- _To be done_: Give back the full material, exactly as it reads.
+++ Information shown
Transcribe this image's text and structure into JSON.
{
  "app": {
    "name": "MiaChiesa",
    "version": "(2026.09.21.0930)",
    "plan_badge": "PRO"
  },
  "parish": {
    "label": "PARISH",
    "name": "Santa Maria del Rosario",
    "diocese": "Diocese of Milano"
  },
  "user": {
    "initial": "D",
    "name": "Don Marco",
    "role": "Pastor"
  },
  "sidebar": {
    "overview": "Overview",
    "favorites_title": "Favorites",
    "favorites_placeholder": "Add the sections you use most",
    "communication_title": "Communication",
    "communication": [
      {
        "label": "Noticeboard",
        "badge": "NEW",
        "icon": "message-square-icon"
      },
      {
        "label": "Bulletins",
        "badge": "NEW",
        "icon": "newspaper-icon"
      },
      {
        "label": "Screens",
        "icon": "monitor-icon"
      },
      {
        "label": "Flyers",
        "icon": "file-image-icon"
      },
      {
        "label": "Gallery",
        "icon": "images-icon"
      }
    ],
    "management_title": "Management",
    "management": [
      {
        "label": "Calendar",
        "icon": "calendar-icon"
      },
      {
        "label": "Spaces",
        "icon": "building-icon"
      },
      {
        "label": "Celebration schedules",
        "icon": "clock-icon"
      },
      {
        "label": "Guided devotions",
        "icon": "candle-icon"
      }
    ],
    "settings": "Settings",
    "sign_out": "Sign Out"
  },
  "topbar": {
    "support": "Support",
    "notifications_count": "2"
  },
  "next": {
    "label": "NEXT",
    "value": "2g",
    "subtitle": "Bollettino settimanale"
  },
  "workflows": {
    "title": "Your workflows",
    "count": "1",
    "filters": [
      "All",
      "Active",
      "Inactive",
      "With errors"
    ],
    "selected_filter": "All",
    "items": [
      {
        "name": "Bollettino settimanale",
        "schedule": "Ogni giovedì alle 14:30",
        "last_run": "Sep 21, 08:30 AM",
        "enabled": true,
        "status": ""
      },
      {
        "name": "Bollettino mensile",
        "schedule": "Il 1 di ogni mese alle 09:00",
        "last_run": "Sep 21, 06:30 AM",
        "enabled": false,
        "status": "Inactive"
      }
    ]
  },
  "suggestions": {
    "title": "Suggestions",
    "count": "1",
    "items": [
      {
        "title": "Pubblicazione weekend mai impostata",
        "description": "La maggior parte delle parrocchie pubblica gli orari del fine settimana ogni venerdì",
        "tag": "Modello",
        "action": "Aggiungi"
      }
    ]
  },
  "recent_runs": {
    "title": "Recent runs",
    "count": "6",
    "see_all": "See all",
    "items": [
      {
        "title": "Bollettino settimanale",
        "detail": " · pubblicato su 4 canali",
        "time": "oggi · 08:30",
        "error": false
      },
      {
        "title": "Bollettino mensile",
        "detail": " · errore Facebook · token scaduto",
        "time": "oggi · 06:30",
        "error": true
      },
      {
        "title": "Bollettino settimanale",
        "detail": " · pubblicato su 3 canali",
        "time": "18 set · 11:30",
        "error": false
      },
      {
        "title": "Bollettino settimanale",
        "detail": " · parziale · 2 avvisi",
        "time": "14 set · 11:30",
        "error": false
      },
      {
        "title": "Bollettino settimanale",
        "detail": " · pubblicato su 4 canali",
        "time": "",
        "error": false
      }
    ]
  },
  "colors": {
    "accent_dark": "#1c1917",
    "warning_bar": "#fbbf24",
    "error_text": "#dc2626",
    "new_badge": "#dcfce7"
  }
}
++++++
- _Correct answer_:
Transcribe this image's text and structure into JSON.
{
  "app": {
    "name": "MiaChiesa",
    "version": "(2026.09.21.0930)",
    "plan_badge": "PRO"
  },
  "parish": {
    "label": "PARISH",
    "name": "Santa Maria del Rosario",
    "diocese": "Diocese of Milano"
  },
  "user": {
    "initial": "D",
    "name": "Don Marco",
    "role": "Pastor"
  },
  "sidebar": {
    "overview": "Overview",
    "favorites_title": "Favorites",
    "favorites_placeholder": "Add the sections you use most",
    "communication_title": "Communication",
    "communication": [
      {
        "label": "Noticeboard",
        "badge": "NEW",
        "icon": "message-square-icon"
      },
      {
        "label": "Bulletins",
        "badge": "NEW",
        "icon": "newspaper-icon"
      },
      {
        "label": "Screens",
        "icon": "monitor-icon"
      },
      {
        "label": "Flyers",
        "icon": "file-image-icon"
      },
      {
        "label": "Gallery",
        "icon": "images-icon"
      }
    ],
    "management_title": "Management",
    "management": [
      {
        "label": "Calendar",
        "icon": "calendar-icon"
      },
      {
        "label": "Spaces",
        "icon": "building-icon"
      },
      {
        "label": "Celebration schedules",
        "icon": "clock-icon"
      },
      {
        "label": "Guided devotions",
        "icon": "candle-icon"
      }
    ],
    "settings": "Settings",
    "sign_out": "Sign Out"
  },
  "topbar": {
    "support": "Support",
    "notifications_count": "2"
  },
  "next": {
    "label": "NEXT",
    "value": "2g",
    "subtitle": "Bollettino settimanale"
  },
  "workflows": {
    "title": "Your workflows",
    "count": "1",
    "filters": [
      "All",
      "Active",
      "Inactive",
      "With errors"
    ],
    "selected_filter": "All",
    "items": [
      {
        "name": "Bollettino settimanale",
        "schedule": "Ogni giovedì alle 14:30",
        "last_run": "Sep 21, 08:30 AM",
        "enabled": true,
        "status": ""
      },
      {
        "name": "Bollettino mensile",
        "schedule": "Il 1 di ogni mese alle 09:00",
        "last_run": "Sep 21, 06:30 AM",
        "enabled": false,
        "status": "Inactive"
      }
    ]
  },
  "suggestions": {
    "title": "Suggestions",
    "count": "1",
    "items": [
      {
        "title": "Pubblicazione weekend mai impostata",
        "description": "La maggior parte delle parrocchie pubblica gli orari del fine settimana ogni venerdì",
        "tag": "Modello",
        "action": "Aggiungi"
      }
    ]
  },
  "recent_runs": {
    "title": "Recent runs",
    "count": "6",
    "see_all": "See all",
    "items": [
      {
        "title": "Bollettino settimanale",
        "detail": " · pubblicato su 4 canali",
        "time": "oggi · 08:30",
        "error": false
      },
      {
        "title": "Bollettino mensile",
        "detail": " · errore Facebook · token scaduto",
        "time": "oggi · 06:30",
        "error": true
      },
      {
        "title": "Bollettino settimanale",
        "detail": " · pubblicato su 3 canali",
        "time": "18 set · 11:30",
        "error": false
      },
      {
        "title": "Bollettino settimanale",
        "detail": " · parziale · 2 avvisi",
        "time": "14 set · 11:30",
        "error": false
      },
      {
        "title": "Bollettino settimanale",
        "detail": " · pubblicato su 4 canali",
        "time": "",
        "error": false
      }
    ]
  },
  "colors": {
    "accent_dark": "#1c1917",
    "warning_bar": "#fbbf24",
    "error_text": "#dc2626",
    "new_badge": "#dcfce7"
  }
}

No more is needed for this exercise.